Copy all the entries below exactly, but not the pictures.

* Exercise materials *
┌──

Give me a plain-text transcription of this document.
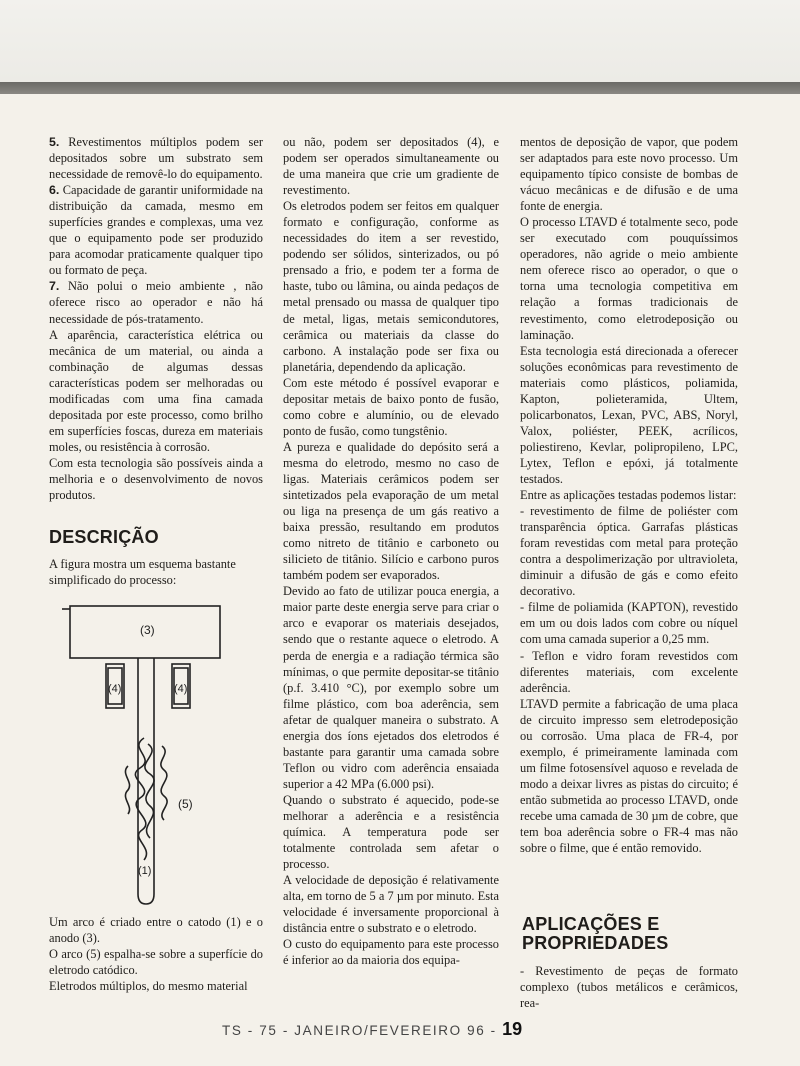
5. Revestimentos múltiplos podem ser depositados sobre um substrato sem necessidade de removê-lo do equipamento.

6. Capacidade de garantir uniformidade na distribuição da camada, mesmo em superfícies grandes e complexas, uma vez que o equipamento pode ser produzido para acomodar praticamente qualquer tipo ou formato de peça.

7. Não polui o meio ambiente , não oferece risco ao operador e não há necessidade de pós-tratamento.

A aparência, característica elétrica ou mecânica de um material, ou ainda a combinação de algumas dessas características podem ser melhoradas ou modificadas com uma fina camada depositada por este processo, como brilho em superfícies foscas, dureza em materiais moles, ou resistência à corrosão.

Com esta tecnologia são possíveis ainda a melhoria e o desenvolvimento de novos produtos.

DESCRIÇÃO

A figura mostra um esquema bastante simplificado do processo:

(3)
(4)	(4)
(5)
(1)

Um arco é criado entre o catodo (1) e o anodo (3).

O arco (5) espalha-se sobre a superfície do eletrodo catódico.

Eletrodos múltiplos, do mesmo material

ou não, podem ser depositados (4), e podem ser operados simultaneamente ou de uma maneira que crie um gradiente de revestimento.

Os eletrodos podem ser feitos em qualquer formato e configuração, conforme as necessidades do item a ser revestido, podendo ser sólidos, sinterizados, ou pó prensado a frio, e podem ter a forma de haste, tubo ou lâmina, ou ainda pedaços de metal prensado ou massa de qualquer tipo de metal, ligas, metais semicondutores, cerâmica ou materiais da classe do carbono. A instalação pode ser fixa ou planetária, dependendo da aplicação.

Com este método é possível evaporar e depositar metais de baixo ponto de fusão, como cobre e alumínio, ou de elevado ponto de fusão, como tungstênio.

A pureza e qualidade do depósito será a mesma do eletrodo, mesmo no caso de ligas. Materiais cerâmicos podem ser sintetizados pela evaporação de um metal ou liga na presença de um gás reativo a baixa pressão, resultando em produtos como nitreto de titânio e carboneto ou silicieto de titânio. Silício e carbono puros também podem ser evaporados.

Devido ao fato de utilizar pouca energia, a maior parte deste energia serve para criar o arco e evaporar os materiais desejados, sendo que o restante aquece o eletrodo. A perda de energia e a radiação térmica são mínimas, o que permite depositar-se titânio (p.f. 3.410 °C), por exemplo sobre um filme plástico, com boa aderência, sem afetar de qualquer maneira o substrato. A energia dos íons ejetados dos eletrodos é bastante para garantir uma camada sobre Teflon ou vidro com aderência ensaiada superior a 42 MPa (6.000 psi).

Quando o substrato é aquecido, pode-se melhorar a aderência e a resistência química. A temperatura pode ser totalmente controlada sem afetar o processo.

A velocidade de deposição é relativamente alta, em torno de 5 a 7 µm por minuto. Esta velocidade é inversamente proporcional à distância entre o substrato e o eletrodo.

O custo do equipamento para este processo é inferior ao da maioria dos equipa-

mentos de deposição de vapor, que podem ser adaptados para este novo processo. Um equipamento típico consiste de bombas de vácuo mecânicas e de difusão e de uma fonte de energia.

O processo LTAVD é totalmente seco, pode ser executado com pouquíssimos operadores, não agride o meio ambiente nem oferece risco ao operador, o que o torna uma tecnologia competitiva em relação a formas tradicionais de revestimento, como eletrodeposição ou laminação.

Esta tecnologia está direcionada a oferecer soluções econômicas para revestimento de materiais como plásticos, poliamida, Kapton, polieteramida, Ultem, policarbonatos, Lexan, PVC, ABS, Noryl, Valox, poliéster, PEEK, acrílicos, poliestireno, Kevlar, polipropileno, LPC, Lytex, Teflon e epóxi, já totalmente testados.

Entre as aplicações testadas podemos listar:

- revestimento de filme de poliéster com transparência óptica. Garrafas plásticas foram revestidas com metal para proteção contra a despolimerização por ultravioleta, diminuir a difusão de gás e como efeito decorativo.

- filme de poliamida (KAPTON), revestido em um ou dois lados com cobre ou níquel com uma camada superior a 0,25 mm.

- Teflon e vidro foram revestidos com diferentes materiais, com excelente aderência.

LTAVD permite a fabricação de uma placa de circuito impresso sem eletrodeposição ou corrosão. Uma placa de FR-4, por exemplo, é primeiramente laminada com um filme fotosensível aquoso e revelada de modo a deixar livres as pistas do circuito; é então submetida ao processo LTAVD, onde recebe uma camada de 30 µm de cobre, que tem boa aderência sobre o FR-4 mas não sobre o filme, que é então removido.

APLICAÇÕES E PROPRIEDADES

- Revestimento de peças de formato complexo (tubos metálicos e cerâmicos, rea-

TS - 75 - JANEIRO/FEVEREIRO 96 - 19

└──

* Exercise response *
Give me a plain-text transcription of this document.
5. Revestimentos múltiplos podem ser depositados sobre um substrato sem necessidade de removê-lo do equipamento.

6. Capacidade de garantir uniformidade na distribuição da camada, mesmo em superfícies grandes e complexas, uma vez que o equipamento pode ser produzido para acomodar praticamente qualquer tipo ou formato de peça.

7. Não polui o meio ambiente , não oferece risco ao operador e não há necessidade de pós-tratamento.

A aparência, característica elétrica ou mecânica de um material, ou ainda a combinação de algumas dessas características podem ser melhoradas ou modificadas com uma fina camada depositada por este processo, como brilho em superfícies foscas, dureza em materiais moles, ou resistência à corrosão.

Com esta tecnologia são possíveis ainda a melhoria e o desenvolvimento de novos produtos.

DESCRIÇÃO

A figura mostra um esquema bastante simplificado do processo:

(3)
(4)	(4)
(5)
(1)

Um arco é criado entre o catodo (1) e o anodo (3).

O arco (5) espalha-se sobre a superfície do eletrodo catódico.

Eletrodos múltiplos, do mesmo material

ou não, podem ser depositados (4), e podem ser operados simultaneamente ou de uma maneira que crie um gradiente de revestimento.

Os eletrodos podem ser feitos em qualquer formato e configuração, conforme as necessidades do item a ser revestido, podendo ser sólidos, sinterizados, ou pó prensado a frio, e podem ter a forma de haste, tubo ou lâmina, ou ainda pedaços de metal prensado ou massa de qualquer tipo de metal, ligas, metais semicondutores, cerâmica ou materiais da classe do carbono. A instalação pode ser fixa ou planetária, dependendo da aplicação.

Com este método é possível evaporar e depositar metais de baixo ponto de fusão, como cobre e alumínio, ou de elevado ponto de fusão, como tungstênio.

A pureza e qualidade do depósito será a mesma do eletrodo, mesmo no caso de ligas. Materiais cerâmicos podem ser sintetizados pela evaporação de um metal ou liga na presença de um gás reativo a baixa pressão, resultando em produtos como nitreto de titânio e carboneto ou silicieto de titânio. Silício e carbono puros também podem ser evaporados.

Devido ao fato de utilizar pouca energia, a maior parte deste energia serve para criar o arco e evaporar os materiais desejados, sendo que o restante aquece o eletrodo. A perda de energia e a radiação térmica são mínimas, o que permite depositar-se titânio (p.f. 3.410 °C), por exemplo sobre um filme plástico, com boa aderência, sem afetar de qualquer maneira o substrato. A energia dos íons ejetados dos eletrodos é bastante para garantir uma camada sobre Teflon ou vidro com aderência ensaiada superior a 42 MPa (6.000 psi).

Quando o substrato é aquecido, pode-se melhorar a aderência e a resistência química. A temperatura pode ser totalmente controlada sem afetar o processo.

A velocidade de deposição é relativamente alta, em torno de 5 a 7 µm por minuto. Esta velocidade é inversamente proporcional à distância entre o substrato e o eletrodo.

O custo do equipamento para este processo é inferior ao da maioria dos equipa-

mentos de deposição de vapor, que podem ser adaptados para este novo processo. Um equipamento típico consiste de bombas de vácuo mecânicas e de difusão e de uma fonte de energia.

O processo LTAVD é totalmente seco, pode ser executado com pouquíssimos operadores, não agride o meio ambiente nem oferece risco ao operador, o que o torna uma tecnologia competitiva em relação a formas tradicionais de revestimento, como eletrodeposição ou laminação.

Esta tecnologia está direcionada a oferecer soluções econômicas para revestimento de materiais como plásticos, poliamida, Kapton, polieteramida, Ultem, policarbonatos, Lexan, PVC, ABS, Noryl, Valox, poliéster, PEEK, acrílicos, poliestireno, Kevlar, polipropileno, LPC, Lytex, Teflon e epóxi, já totalmente testados.

Entre as aplicações testadas podemos listar:

- revestimento de filme de poliéster com transparência óptica. Garrafas plásticas foram revestidas com metal para proteção contra a despolimerização por ultravioleta, diminuir a difusão de gás e como efeito decorativo.

- filme de poliamida (KAPTON), revestido em um ou dois lados com cobre ou níquel com uma camada superior a 0,25 mm.

- Teflon e vidro foram revestidos com diferentes materiais, com excelente aderência.

LTAVD permite a fabricação de uma placa de circuito impresso sem eletrodeposição ou corrosão. Uma placa de FR-4, por exemplo, é primeiramente laminada com um filme fotosensível aquoso e revelada de modo a deixar livres as pistas do circuito; é então submetida ao processo LTAVD, onde recebe uma camada de 30 µm de cobre, que tem boa aderência sobre o FR-4 mas não sobre o filme, que é então removido.

APLICAÇÕES E PROPRIEDADES

- Revestimento de peças de formato complexo (tubos metálicos e cerâmicos, rea-

TS - 75 - JANEIRO/FEVEREIRO 96 - 19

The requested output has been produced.